(Element box records)
++++++++++++++++++++

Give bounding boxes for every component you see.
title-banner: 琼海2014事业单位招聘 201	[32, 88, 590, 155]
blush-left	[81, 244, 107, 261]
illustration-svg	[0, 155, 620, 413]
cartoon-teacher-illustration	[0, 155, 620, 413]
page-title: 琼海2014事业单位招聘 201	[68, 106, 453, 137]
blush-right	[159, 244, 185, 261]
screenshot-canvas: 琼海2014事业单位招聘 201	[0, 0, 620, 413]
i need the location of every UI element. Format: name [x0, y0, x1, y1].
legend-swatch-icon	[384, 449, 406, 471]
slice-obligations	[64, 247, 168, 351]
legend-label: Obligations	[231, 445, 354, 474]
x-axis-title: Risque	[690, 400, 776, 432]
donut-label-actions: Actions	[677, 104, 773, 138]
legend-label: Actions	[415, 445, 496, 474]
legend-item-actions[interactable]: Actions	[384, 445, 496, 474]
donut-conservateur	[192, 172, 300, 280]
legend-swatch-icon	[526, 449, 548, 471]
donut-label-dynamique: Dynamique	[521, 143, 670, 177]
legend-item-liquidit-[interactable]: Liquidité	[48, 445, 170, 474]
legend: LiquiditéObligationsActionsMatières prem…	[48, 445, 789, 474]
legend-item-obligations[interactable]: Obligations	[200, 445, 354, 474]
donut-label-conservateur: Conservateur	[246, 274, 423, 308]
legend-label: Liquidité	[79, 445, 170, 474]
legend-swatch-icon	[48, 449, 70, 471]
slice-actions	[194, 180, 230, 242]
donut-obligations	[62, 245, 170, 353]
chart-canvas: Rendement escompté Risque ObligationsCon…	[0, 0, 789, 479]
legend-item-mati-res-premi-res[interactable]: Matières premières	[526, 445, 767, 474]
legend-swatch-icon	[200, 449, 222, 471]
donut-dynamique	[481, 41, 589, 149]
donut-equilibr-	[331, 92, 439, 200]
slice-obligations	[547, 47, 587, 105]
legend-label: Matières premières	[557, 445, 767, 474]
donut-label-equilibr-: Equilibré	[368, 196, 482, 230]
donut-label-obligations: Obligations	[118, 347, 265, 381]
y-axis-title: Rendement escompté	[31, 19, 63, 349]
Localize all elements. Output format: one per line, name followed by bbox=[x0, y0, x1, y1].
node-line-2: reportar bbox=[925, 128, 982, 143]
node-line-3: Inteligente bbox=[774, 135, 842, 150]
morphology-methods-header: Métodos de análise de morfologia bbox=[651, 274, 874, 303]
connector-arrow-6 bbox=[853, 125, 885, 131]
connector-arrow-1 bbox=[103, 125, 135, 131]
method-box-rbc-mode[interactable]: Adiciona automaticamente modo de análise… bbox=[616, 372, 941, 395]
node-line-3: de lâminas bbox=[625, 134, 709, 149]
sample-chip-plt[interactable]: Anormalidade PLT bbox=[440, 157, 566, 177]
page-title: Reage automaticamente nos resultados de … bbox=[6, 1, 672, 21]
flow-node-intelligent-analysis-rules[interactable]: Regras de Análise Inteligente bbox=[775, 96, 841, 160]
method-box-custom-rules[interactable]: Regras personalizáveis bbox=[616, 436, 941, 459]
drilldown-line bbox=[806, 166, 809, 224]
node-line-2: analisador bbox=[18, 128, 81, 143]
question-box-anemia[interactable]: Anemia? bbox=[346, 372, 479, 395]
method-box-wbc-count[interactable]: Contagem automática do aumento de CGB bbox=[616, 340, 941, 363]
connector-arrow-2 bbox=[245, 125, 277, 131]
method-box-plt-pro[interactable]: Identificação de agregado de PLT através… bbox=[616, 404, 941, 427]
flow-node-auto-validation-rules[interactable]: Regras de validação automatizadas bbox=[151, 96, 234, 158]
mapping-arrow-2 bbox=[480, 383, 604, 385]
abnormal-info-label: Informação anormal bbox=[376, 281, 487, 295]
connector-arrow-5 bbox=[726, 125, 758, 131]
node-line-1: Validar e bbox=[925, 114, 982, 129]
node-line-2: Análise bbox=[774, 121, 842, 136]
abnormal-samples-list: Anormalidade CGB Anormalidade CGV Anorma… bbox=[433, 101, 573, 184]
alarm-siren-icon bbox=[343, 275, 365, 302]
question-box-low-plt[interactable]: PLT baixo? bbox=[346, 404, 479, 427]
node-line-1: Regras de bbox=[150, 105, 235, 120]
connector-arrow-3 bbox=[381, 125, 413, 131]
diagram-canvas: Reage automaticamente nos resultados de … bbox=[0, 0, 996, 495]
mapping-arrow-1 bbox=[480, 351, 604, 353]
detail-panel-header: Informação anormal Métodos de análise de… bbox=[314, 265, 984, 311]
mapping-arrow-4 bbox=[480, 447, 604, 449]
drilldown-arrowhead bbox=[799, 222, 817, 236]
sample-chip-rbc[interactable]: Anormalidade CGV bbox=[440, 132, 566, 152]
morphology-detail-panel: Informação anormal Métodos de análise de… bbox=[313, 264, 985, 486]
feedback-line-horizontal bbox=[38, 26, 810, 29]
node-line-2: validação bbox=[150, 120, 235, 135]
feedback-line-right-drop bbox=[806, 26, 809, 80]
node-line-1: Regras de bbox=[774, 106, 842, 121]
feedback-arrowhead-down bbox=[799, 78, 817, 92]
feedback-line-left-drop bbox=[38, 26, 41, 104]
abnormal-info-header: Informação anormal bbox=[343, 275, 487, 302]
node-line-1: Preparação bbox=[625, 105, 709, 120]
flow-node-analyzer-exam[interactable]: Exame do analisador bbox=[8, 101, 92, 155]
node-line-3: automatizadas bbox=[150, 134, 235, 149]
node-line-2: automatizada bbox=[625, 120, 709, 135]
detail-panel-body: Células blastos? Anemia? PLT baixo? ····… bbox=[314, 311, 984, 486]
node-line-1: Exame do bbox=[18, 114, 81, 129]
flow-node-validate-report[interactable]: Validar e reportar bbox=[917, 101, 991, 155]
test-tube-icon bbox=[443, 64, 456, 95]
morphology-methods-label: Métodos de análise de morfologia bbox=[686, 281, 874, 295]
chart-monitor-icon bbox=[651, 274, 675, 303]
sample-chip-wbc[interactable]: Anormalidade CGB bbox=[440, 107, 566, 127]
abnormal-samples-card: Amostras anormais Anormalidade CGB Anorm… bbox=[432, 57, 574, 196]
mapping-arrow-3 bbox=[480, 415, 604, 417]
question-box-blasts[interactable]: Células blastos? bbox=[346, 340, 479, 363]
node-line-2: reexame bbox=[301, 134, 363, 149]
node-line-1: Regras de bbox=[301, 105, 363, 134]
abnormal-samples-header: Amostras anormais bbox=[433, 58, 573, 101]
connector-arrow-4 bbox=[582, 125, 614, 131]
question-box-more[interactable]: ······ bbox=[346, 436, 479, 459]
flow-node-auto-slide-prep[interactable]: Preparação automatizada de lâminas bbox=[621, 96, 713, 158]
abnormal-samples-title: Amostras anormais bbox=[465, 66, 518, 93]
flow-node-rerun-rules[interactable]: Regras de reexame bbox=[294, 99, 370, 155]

++++++++++++++++++++

Exercise task:
Rename "legend-swatch-icon" to "legend-marker-icon" throughout the entries from the first line down to the line with "connector-arrow-1 bbox=[103, 125, 135, 131]", and write out those lines again with nothing else altered.

Result of this exercise:
Give bounding boxes for every component you see.
title-banner: 琼海2014事业单位招聘 201	[32, 88, 590, 155]
blush-left	[81, 244, 107, 261]
illustration-svg	[0, 155, 620, 413]
cartoon-teacher-illustration	[0, 155, 620, 413]
page-title: 琼海2014事业单位招聘 201	[68, 106, 453, 137]
blush-right	[159, 244, 185, 261]
screenshot-canvas: 琼海2014事业单位招聘 201	[0, 0, 620, 413]
i need the location of every UI element. Format: name [x0, y0, x1, y1].
legend-marker-icon	[384, 449, 406, 471]
slice-obligations	[64, 247, 168, 351]
legend-label: Obligations	[231, 445, 354, 474]
x-axis-title: Risque	[690, 400, 776, 432]
donut-label-actions: Actions	[677, 104, 773, 138]
legend-label: Actions	[415, 445, 496, 474]
legend-item-actions[interactable]: Actions	[384, 445, 496, 474]
donut-conservateur	[192, 172, 300, 280]
legend-marker-icon	[526, 449, 548, 471]
donut-label-dynamique: Dynamique	[521, 143, 670, 177]
legend-item-liquidit-[interactable]: Liquidité	[48, 445, 170, 474]
legend: LiquiditéObligationsActionsMatières prem…	[48, 445, 789, 474]
legend-item-obligations[interactable]: Obligations	[200, 445, 354, 474]
donut-label-conservateur: Conservateur	[246, 274, 423, 308]
legend-label: Liquidité	[79, 445, 170, 474]
legend-marker-icon	[48, 449, 70, 471]
slice-actions	[194, 180, 230, 242]
donut-obligations	[62, 245, 170, 353]
chart-canvas: Rendement escompté Risque ObligationsCon…	[0, 0, 789, 479]
legend-item-mati-res-premi-res[interactable]: Matières premières	[526, 445, 767, 474]
legend-marker-icon	[200, 449, 222, 471]
donut-dynamique	[481, 41, 589, 149]
donut-equilibr-	[331, 92, 439, 200]
slice-obligations	[547, 47, 587, 105]
legend-label: Matières premières	[557, 445, 767, 474]
donut-label-equilibr-: Equilibré	[368, 196, 482, 230]
donut-label-obligations: Obligations	[118, 347, 265, 381]
y-axis-title: Rendement escompté	[31, 19, 63, 349]
Localize all elements. Output format: one per line, name followed by bbox=[x0, y0, x1, y1].
node-line-2: reportar bbox=[925, 128, 982, 143]
node-line-3: Inteligente bbox=[774, 135, 842, 150]
morphology-methods-header: Métodos de análise de morfologia bbox=[651, 274, 874, 303]
connector-arrow-6 bbox=[853, 125, 885, 131]
connector-arrow-1 bbox=[103, 125, 135, 131]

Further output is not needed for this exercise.